**Records for this exercise**:
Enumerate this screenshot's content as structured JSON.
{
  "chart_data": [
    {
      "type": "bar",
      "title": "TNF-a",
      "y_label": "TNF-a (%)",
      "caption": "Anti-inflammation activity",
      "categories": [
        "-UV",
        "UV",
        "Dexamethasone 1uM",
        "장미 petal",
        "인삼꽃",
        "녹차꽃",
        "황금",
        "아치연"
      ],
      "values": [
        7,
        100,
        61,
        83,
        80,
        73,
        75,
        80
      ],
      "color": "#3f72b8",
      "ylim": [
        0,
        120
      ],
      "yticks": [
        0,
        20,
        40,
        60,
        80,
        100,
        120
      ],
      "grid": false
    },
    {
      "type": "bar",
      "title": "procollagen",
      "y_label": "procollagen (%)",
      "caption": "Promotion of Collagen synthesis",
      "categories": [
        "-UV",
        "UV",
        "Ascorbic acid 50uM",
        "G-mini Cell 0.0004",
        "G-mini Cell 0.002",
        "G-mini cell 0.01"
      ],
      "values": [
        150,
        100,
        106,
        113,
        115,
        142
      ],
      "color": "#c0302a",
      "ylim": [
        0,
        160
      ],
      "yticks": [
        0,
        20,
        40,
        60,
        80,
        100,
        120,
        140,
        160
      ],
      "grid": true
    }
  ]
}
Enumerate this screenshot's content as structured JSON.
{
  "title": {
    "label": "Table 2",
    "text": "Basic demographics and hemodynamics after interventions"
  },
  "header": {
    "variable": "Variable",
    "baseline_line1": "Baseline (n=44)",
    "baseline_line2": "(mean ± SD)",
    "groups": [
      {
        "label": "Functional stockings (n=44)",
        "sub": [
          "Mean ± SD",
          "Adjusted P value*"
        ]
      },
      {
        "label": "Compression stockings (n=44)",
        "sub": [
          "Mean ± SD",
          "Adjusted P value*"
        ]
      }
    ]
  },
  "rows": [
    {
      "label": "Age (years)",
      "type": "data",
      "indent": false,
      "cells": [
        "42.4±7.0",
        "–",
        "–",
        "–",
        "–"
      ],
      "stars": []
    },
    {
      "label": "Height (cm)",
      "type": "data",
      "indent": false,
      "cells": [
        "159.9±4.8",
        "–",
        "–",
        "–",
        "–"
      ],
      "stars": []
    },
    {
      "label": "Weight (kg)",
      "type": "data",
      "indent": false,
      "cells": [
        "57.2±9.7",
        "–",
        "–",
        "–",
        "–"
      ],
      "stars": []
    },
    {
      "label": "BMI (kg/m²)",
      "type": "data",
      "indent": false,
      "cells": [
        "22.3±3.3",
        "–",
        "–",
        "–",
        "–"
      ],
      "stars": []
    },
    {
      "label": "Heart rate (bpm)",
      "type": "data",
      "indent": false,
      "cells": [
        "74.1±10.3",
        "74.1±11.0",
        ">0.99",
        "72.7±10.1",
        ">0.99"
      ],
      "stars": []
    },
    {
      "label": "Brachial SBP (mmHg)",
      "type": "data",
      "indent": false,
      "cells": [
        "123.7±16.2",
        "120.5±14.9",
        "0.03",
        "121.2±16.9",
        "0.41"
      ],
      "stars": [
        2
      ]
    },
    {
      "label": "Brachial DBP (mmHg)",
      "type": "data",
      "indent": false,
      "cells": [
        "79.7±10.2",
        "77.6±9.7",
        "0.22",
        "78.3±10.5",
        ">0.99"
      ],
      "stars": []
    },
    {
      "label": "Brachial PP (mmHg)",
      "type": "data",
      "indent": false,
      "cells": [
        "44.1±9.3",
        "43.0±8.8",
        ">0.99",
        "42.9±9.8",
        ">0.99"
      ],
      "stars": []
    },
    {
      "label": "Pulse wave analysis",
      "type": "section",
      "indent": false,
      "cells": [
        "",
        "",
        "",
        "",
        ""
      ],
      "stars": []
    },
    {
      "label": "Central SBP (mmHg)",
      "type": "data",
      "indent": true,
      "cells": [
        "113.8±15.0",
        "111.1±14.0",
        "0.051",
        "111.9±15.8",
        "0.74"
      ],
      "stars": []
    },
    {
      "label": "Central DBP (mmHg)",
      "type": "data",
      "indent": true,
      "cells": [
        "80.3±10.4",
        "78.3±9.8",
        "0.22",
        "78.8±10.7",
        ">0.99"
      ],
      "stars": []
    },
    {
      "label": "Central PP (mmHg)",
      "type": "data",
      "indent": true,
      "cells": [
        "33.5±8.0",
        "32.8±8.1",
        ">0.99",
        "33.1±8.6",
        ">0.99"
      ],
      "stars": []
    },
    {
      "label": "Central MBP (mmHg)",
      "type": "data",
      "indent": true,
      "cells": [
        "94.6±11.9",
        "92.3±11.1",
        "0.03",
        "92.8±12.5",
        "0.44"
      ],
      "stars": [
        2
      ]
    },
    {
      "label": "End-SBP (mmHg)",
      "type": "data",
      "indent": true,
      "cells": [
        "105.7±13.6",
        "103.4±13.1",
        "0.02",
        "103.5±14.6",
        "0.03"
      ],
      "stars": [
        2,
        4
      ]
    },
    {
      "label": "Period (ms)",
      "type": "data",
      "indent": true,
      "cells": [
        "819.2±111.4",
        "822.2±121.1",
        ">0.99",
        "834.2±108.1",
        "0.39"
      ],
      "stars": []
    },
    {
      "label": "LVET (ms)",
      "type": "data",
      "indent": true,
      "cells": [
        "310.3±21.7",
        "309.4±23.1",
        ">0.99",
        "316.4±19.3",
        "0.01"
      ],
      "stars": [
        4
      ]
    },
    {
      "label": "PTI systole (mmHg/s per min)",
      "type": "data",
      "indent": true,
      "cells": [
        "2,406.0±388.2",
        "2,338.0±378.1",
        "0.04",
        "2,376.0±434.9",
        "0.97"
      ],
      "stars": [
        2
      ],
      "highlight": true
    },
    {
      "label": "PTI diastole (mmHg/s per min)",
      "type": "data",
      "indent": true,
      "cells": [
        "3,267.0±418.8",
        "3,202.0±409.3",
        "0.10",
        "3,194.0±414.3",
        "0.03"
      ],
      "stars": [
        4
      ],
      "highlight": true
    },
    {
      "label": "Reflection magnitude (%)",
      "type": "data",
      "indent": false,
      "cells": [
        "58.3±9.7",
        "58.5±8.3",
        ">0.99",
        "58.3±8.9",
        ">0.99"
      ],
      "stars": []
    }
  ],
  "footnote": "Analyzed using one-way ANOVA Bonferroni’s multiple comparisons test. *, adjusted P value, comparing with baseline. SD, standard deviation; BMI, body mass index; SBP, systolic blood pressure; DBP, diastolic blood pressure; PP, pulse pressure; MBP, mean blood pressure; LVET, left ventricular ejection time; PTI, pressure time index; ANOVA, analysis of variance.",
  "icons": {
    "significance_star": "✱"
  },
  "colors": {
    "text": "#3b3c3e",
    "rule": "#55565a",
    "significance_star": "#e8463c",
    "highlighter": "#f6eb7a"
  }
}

**Goal**:
Produce an exact copy of the whole listing.

**Solution to the problem**:
Enumerate this screenshot's content as structured JSON.
{
  "chart_data": [
    {
      "type": "bar",
      "title": "TNF-a",
      "y_label": "TNF-a (%)",
      "caption": "Anti-inflammation activity",
      "categories": [
        "-UV",
        "UV",
        "Dexamethasone 1uM",
        "장미 petal",
        "인삼꽃",
        "녹차꽃",
        "황금",
        "아치연"
      ],
      "values": [
        7,
        100,
        61,
        83,
        80,
        73,
        75,
        80
      ],
      "color": "#3f72b8",
      "ylim": [
        0,
        120
      ],
      "yticks": [
        0,
        20,
        40,
        60,
        80,
        100,
        120
      ],
      "grid": false
    },
    {
      "type": "bar",
      "title": "procollagen",
      "y_label": "procollagen (%)",
      "caption": "Promotion of Collagen synthesis",
      "categories": [
        "-UV",
        "UV",
        "Ascorbic acid 50uM",
        "G-mini Cell 0.0004",
        "G-mini Cell 0.002",
        "G-mini cell 0.01"
      ],
      "values": [
        150,
        100,
        106,
        113,
        115,
        142
      ],
      "color": "#c0302a",
      "ylim": [
        0,
        160
      ],
      "yticks": [
        0,
        20,
        40,
        60,
        80,
        100,
        120,
        140,
        160
      ],
      "grid": true
    }
  ]
}
Enumerate this screenshot's content as structured JSON.
{
  "title": {
    "label": "Table 2",
    "text": "Basic demographics and hemodynamics after interventions"
  },
  "header": {
    "variable": "Variable",
    "baseline_line1": "Baseline (n=44)",
    "baseline_line2": "(mean ± SD)",
    "groups": [
      {
        "label": "Functional stockings (n=44)",
        "sub": [
          "Mean ± SD",
          "Adjusted P value*"
        ]
      },
      {
        "label": "Compression stockings (n=44)",
        "sub": [
          "Mean ± SD",
          "Adjusted P value*"
        ]
      }
    ]
  },
  "rows": [
    {
      "label": "Age (years)",
      "type": "data",
      "indent": false,
      "cells": [
        "42.4±7.0",
        "–",
        "–",
        "–",
        "–"
      ],
      "stars": []
    },
    {
      "label": "Height (cm)",
      "type": "data",
      "indent": false,
      "cells": [
        "159.9±4.8",
        "–",
        "–",
        "–",
        "–"
      ],
      "stars": []
    },
    {
      "label": "Weight (kg)",
      "type": "data",
      "indent": false,
      "cells": [
        "57.2±9.7",
        "–",
        "–",
        "–",
        "–"
      ],
      "stars": []
    },
    {
      "label": "BMI (kg/m²)",
      "type": "data",
      "indent": false,
      "cells": [
        "22.3±3.3",
        "–",
        "–",
        "–",
        "–"
      ],
      "stars": []
    },
    {
      "label": "Heart rate (bpm)",
      "type": "data",
      "indent": false,
      "cells": [
        "74.1±10.3",
        "74.1±11.0",
        ">0.99",
        "72.7±10.1",
        ">0.99"
      ],
      "stars": []
    },
    {
      "label": "Brachial SBP (mmHg)",
      "type": "data",
      "indent": false,
      "cells": [
        "123.7±16.2",
        "120.5±14.9",
        "0.03",
        "121.2±16.9",
        "0.41"
      ],
      "stars": [
        2
      ]
    },
    {
      "label": "Brachial DBP (mmHg)",
      "type": "data",
      "indent": false,
      "cells": [
        "79.7±10.2",
        "77.6±9.7",
        "0.22",
        "78.3±10.5",
        ">0.99"
      ],
      "stars": []
    },
    {
      "label": "Brachial PP (mmHg)",
      "type": "data",
      "indent": false,
      "cells": [
        "44.1±9.3",
        "43.0±8.8",
        ">0.99",
        "42.9±9.8",
        ">0.99"
      ],
      "stars": []
    },
    {
      "label": "Pulse wave analysis",
      "type": "section",
      "indent": false,
      "cells": [
        "",
        "",
        "",
        "",
        ""
      ],
      "stars": []
    },
    {
      "label": "Central SBP (mmHg)",
      "type": "data",
      "indent": true,
      "cells": [
        "113.8±15.0",
        "111.1±14.0",
        "0.051",
        "111.9±15.8",
        "0.74"
      ],
      "stars": []
    },
    {
      "label": "Central DBP (mmHg)",
      "type": "data",
      "indent": true,
      "cells": [
        "80.3±10.4",
        "78.3±9.8",
        "0.22",
        "78.8±10.7",
        ">0.99"
      ],
      "stars": []
    },
    {
      "label": "Central PP (mmHg)",
      "type": "data",
      "indent": true,
      "cells": [
        "33.5±8.0",
        "32.8±8.1",
        ">0.99",
        "33.1±8.6",
        ">0.99"
      ],
      "stars": []
    },
    {
      "label": "Central MBP (mmHg)",
      "type": "data",
      "indent": true,
      "cells": [
        "94.6±11.9",
        "92.3±11.1",
        "0.03",
        "92.8±12.5",
        "0.44"
      ],
      "stars": [
        2
      ]
    },
    {
      "label": "End-SBP (mmHg)",
      "type": "data",
      "indent": true,
      "cells": [
        "105.7±13.6",
        "103.4±13.1",
        "0.02",
        "103.5±14.6",
        "0.03"
      ],
      "stars": [
        2,
        4
      ]
    },
    {
      "label": "Period (ms)",
      "type": "data",
      "indent": true,
      "cells": [
        "819.2±111.4",
        "822.2±121.1",
        ">0.99",
        "834.2±108.1",
        "0.39"
      ],
      "stars": []
    },
    {
      "label": "LVET (ms)",
      "type": "data",
      "indent": true,
      "cells": [
        "310.3±21.7",
        "309.4±23.1",
        ">0.99",
        "316.4±19.3",
        "0.01"
      ],
      "stars": [
        4
      ]
    },
    {
      "label": "PTI systole (mmHg/s per min)",
      "type": "data",
      "indent": true,
      "cells": [
        "2,406.0±388.2",
        "2,338.0±378.1",
        "0.04",
        "2,376.0±434.9",
        "0.97"
      ],
      "stars": [
        2
      ],
      "highlight": true
    },
    {
      "label": "PTI diastole (mmHg/s per min)",
      "type": "data",
      "indent": true,
      "cells": [
        "3,267.0±418.8",
        "3,202.0±409.3",
        "0.10",
        "3,194.0±414.3",
        "0.03"
      ],
      "stars": [
        4
      ],
      "highlight": true
    },
    {
      "label": "Reflection magnitude (%)",
      "type": "data",
      "indent": false,
      "cells": [
        "58.3±9.7",
        "58.5±8.3",
        ">0.99",
        "58.3±8.9",
        ">0.99"
      ],
      "stars": []
    }
  ],
  "footnote": "Analyzed using one-way ANOVA Bonferroni’s multiple comparisons test. *, adjusted P value, comparing with baseline. SD, standard deviation; BMI, body mass index; SBP, systolic blood pressure; DBP, diastolic blood pressure; PP, pulse pressure; MBP, mean blood pressure; LVET, left ventricular ejection time; PTI, pressure time index; ANOVA, analysis of variance.",
  "icons": {
    "significance_star": "✱"
  },
  "colors": {
    "text": "#3b3c3e",
    "rule": "#55565a",
    "significance_star": "#e8463c",
    "highlighter": "#f6eb7a"
  }
}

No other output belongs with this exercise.